[Figure content listings]
** Start **
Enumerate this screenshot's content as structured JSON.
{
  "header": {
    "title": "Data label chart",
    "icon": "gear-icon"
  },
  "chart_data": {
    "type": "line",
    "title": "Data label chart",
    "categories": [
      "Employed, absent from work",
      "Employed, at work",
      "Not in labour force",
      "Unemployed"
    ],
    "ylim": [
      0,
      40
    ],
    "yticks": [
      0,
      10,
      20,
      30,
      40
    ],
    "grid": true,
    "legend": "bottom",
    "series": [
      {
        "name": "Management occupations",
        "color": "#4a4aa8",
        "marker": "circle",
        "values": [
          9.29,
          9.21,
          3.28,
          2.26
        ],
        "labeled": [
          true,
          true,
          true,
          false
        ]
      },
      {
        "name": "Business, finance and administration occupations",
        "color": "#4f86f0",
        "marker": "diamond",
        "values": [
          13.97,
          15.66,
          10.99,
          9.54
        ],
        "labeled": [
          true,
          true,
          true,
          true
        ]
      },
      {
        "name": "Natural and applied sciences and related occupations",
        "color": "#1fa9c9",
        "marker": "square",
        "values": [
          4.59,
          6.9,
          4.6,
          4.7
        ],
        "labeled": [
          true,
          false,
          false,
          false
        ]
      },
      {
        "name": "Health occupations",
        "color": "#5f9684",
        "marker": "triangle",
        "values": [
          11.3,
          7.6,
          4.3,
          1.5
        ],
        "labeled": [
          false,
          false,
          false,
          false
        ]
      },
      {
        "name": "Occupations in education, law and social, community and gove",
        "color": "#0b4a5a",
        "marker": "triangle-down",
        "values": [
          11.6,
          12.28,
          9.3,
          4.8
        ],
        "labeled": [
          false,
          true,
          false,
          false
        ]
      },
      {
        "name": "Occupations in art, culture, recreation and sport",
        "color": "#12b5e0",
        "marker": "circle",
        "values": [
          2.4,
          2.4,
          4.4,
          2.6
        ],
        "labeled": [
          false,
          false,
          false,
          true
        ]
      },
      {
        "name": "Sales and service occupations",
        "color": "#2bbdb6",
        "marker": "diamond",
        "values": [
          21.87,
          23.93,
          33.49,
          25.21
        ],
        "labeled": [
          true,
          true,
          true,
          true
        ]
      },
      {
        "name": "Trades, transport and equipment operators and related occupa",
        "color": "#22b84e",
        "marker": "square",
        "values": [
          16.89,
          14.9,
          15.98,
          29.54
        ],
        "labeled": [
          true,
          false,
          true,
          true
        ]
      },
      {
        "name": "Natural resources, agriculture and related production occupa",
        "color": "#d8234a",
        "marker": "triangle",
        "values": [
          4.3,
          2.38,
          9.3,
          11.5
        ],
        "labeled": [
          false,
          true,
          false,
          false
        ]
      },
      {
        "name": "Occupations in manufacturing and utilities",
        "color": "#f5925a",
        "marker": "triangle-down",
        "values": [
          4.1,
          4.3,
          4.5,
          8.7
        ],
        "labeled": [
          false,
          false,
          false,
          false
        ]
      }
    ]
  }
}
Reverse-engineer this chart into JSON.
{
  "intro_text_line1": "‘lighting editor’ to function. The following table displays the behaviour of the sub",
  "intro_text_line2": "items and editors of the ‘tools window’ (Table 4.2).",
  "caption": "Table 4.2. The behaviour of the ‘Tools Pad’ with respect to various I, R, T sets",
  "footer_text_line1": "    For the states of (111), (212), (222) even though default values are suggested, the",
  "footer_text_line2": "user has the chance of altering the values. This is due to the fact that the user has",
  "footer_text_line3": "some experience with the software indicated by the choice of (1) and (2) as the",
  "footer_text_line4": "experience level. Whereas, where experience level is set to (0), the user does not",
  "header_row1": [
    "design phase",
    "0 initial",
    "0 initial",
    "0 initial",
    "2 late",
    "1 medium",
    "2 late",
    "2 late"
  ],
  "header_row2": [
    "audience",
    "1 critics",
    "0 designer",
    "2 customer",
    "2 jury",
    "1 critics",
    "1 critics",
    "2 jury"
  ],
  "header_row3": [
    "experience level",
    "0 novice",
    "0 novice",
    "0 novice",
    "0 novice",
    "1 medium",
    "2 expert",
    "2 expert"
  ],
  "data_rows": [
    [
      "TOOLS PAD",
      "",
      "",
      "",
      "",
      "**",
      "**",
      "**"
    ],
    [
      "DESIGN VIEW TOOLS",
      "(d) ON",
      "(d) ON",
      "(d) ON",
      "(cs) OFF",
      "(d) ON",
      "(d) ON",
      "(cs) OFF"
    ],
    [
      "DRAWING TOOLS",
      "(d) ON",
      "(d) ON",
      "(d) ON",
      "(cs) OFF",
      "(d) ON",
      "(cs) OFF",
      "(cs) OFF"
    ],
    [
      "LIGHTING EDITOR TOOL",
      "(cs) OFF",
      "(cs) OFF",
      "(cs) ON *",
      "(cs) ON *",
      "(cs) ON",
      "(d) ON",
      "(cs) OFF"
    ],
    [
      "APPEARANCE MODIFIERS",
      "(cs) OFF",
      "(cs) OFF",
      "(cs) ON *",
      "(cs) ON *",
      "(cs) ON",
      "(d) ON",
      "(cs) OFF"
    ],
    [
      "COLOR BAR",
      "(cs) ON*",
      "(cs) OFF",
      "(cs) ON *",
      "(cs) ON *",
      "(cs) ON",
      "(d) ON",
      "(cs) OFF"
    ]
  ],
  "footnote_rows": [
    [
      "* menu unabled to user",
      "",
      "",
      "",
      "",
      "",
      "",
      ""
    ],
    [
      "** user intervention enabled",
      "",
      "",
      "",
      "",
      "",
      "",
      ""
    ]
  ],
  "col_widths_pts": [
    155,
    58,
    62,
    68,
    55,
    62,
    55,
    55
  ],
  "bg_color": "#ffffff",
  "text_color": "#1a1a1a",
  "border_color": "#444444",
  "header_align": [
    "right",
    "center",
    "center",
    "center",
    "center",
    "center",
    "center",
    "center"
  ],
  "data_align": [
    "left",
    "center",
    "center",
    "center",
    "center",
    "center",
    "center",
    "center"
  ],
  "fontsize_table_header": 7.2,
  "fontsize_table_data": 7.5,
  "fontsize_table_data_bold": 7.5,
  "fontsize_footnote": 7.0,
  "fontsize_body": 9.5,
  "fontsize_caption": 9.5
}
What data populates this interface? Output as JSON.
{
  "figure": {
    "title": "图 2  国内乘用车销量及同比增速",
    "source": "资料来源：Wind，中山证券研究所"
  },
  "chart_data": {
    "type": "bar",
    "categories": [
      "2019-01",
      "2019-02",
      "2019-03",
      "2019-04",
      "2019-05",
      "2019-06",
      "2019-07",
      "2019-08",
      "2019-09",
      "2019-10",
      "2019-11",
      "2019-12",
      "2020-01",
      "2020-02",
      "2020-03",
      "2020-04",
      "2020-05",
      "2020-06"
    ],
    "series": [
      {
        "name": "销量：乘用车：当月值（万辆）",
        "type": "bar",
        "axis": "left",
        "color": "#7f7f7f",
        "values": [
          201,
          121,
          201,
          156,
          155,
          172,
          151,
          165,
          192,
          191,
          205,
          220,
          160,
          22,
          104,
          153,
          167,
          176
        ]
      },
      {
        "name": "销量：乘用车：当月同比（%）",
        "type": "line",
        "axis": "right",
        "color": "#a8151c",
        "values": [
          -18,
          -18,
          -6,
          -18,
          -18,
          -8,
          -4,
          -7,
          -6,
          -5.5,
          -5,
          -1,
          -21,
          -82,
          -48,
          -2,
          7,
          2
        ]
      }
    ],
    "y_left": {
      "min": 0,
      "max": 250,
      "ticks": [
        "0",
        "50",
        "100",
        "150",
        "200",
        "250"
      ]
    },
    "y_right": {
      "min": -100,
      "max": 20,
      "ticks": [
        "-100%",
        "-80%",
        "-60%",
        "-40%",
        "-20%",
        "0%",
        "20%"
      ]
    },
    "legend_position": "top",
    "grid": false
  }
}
** End **
Go over the data above and copy every line that has the word "type" in it.

> **Result of the task**:
    "type": "line",
    "type": "bar",
        "type": "bar",
        "type": "line",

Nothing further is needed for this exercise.